■ Objetivo 1
Responda, com base no texto sobre a Vila Belga:
(a) Em que ano foi construída a Vila Belga?
(b) Quantas casas foram feitas para os funcionários da companhia ferroviária?
(c) Que clube de futebol foi criado, segundo o texto?
■ Objetivo 2
Diga se cada afirmação está de acordo com o texto sobre a Vila Belga e cite as palavras do texto que decidem a resposta.
(a) A Vila Belga foi construída na região Central do Estado.
(b) Os trabalhadores de alto escalão moravam nas casas menores.
(c) O time do Rio-Grandense Futebol Clube era formado por ferroviários.
■ Objetivo 3
Retome o texto sobre a Vila Belga a partir da última frase apresentada.

■ Trecho do documento

----

Em 1901 foi construído o primeiro conjunto habitacional do Rio Grande do Sul, a Vila Belga, na região Central do Estado. As oitenta e quatro casas foram feitas para abrigar os funcionários da Compagnie Auxiliaire de Chemins de Fer au Brésil, concessionária dos serviços ferroviários no estado.
A maioria dos trabalhadores que construíram a via férrea era de alto escalão e moravam nas casas maiores. Depois, as moradias serviram para os operários que eram chamados a qualquer momento para atender as eventualidades. A proximidade do local de trabalho à moradia era um dos fatores valorizados na época. Segundo o livro Memória Cidadã, a família era uma garantia de produção e ordem. As escolas eram vistas como fundamentais para que fosse disseminado o modo de pensar da classe dominante. Já para que não fosse comprometida a organização imposta pelos empregadores havia uma valorização da religião, de atrações inócuas como o cinema. O esporte também possuía seu espaço de destaque para o futebol, com a criação do Rio-Grandense Futebol Clube. O time era formado por ferroviários.

----

■ Trecho de dados
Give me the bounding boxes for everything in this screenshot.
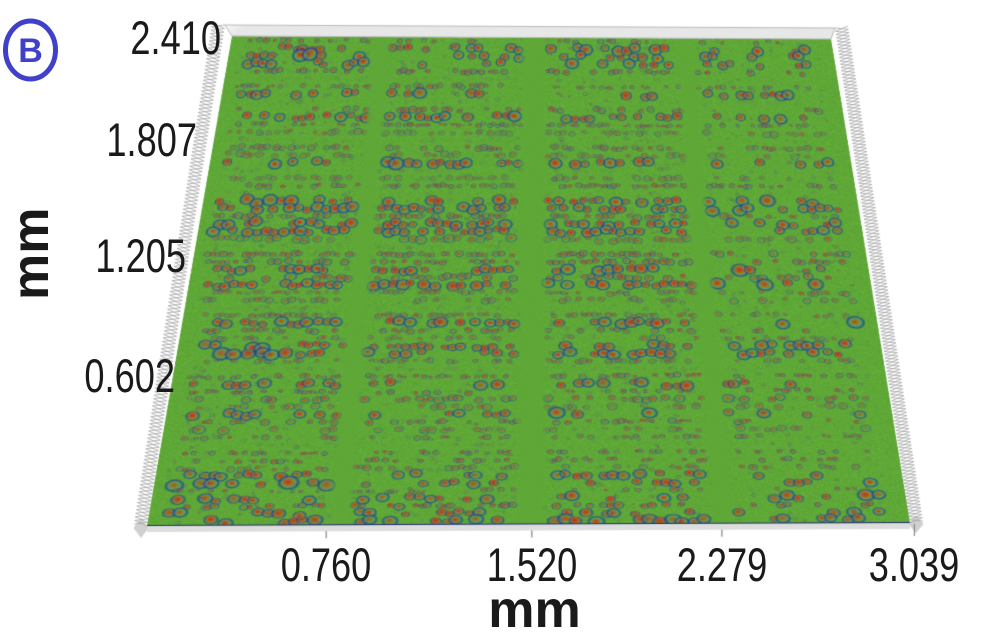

----

■ Resposta da tarefa 1
(a) Em 1901.
(b) Oitenta e quatro casas.
(c) O Rio-Grandense Futebol Clube.

■ Resposta da tarefa 2
(a) Sim: "na região Central do Estado".
(b) Não: "A maioria dos trabalhadores que construíram a via férrea era de alto escalão e moravam nas casas maiores."
(c) Sim: "O time era formado por ferroviários."

■ Resposta da tarefa 3
As casas no estilo Art Noveau, com paredes altas e robustas e com peças e aberturas grandes estão localizadas em quatro ruas: Manoel Ribas, Ernesto Beck, Dr. Wauthier e André Marques. Do total das casas, quarenta são germinadas e tem portas nas fachadas. Nas individuais a porta é na lateral. Algumas residências têm formato retangular, outras em L ou C. A semelhança está no fato de que “todas estão alinhadas junto à via pública e com pequeno recuo lateral.”. Hoje, nenhuma das residências conserva a cor original, cinza. Todas elas têm janelas do tipo guilhotina, algumas com meias venezianas e outras com venezianas inteiras. Os moradores da vila operária não eram proprietários dos imóveis, mas tinham o interesse de ser. Em 1997 seria feito um leilão do conjunto habitacional aos interessados em geral, não só aos ferroviários. Uma decisão judicial anulou esse leilão previsto para agosto de 1997. Em novembro do mesmo ano foi realizado um arremate das casas, mas desta vez a preferência foi dos moradores.
A Cartilha e os critérios de um patrimônio
A Vila Belga foi tombada pelo município em 1988 e, pelo Instituto do Patrimônio Histórico e Artístico do Estado (Iphae), em 2000. Em função disso, os moradores precisam preservar as residências. Para a restauração e pintura das casas que em sua maioria, estão em estado precário, os moradores devem pedir uma autorização do Estado e da prefeitura. A licença deve ser pedida a Secretaria de Obras, que ficará responsável pela fiscalização das regras. Após, a liberação dos dois órgãos, o processo de reforma é iniciado.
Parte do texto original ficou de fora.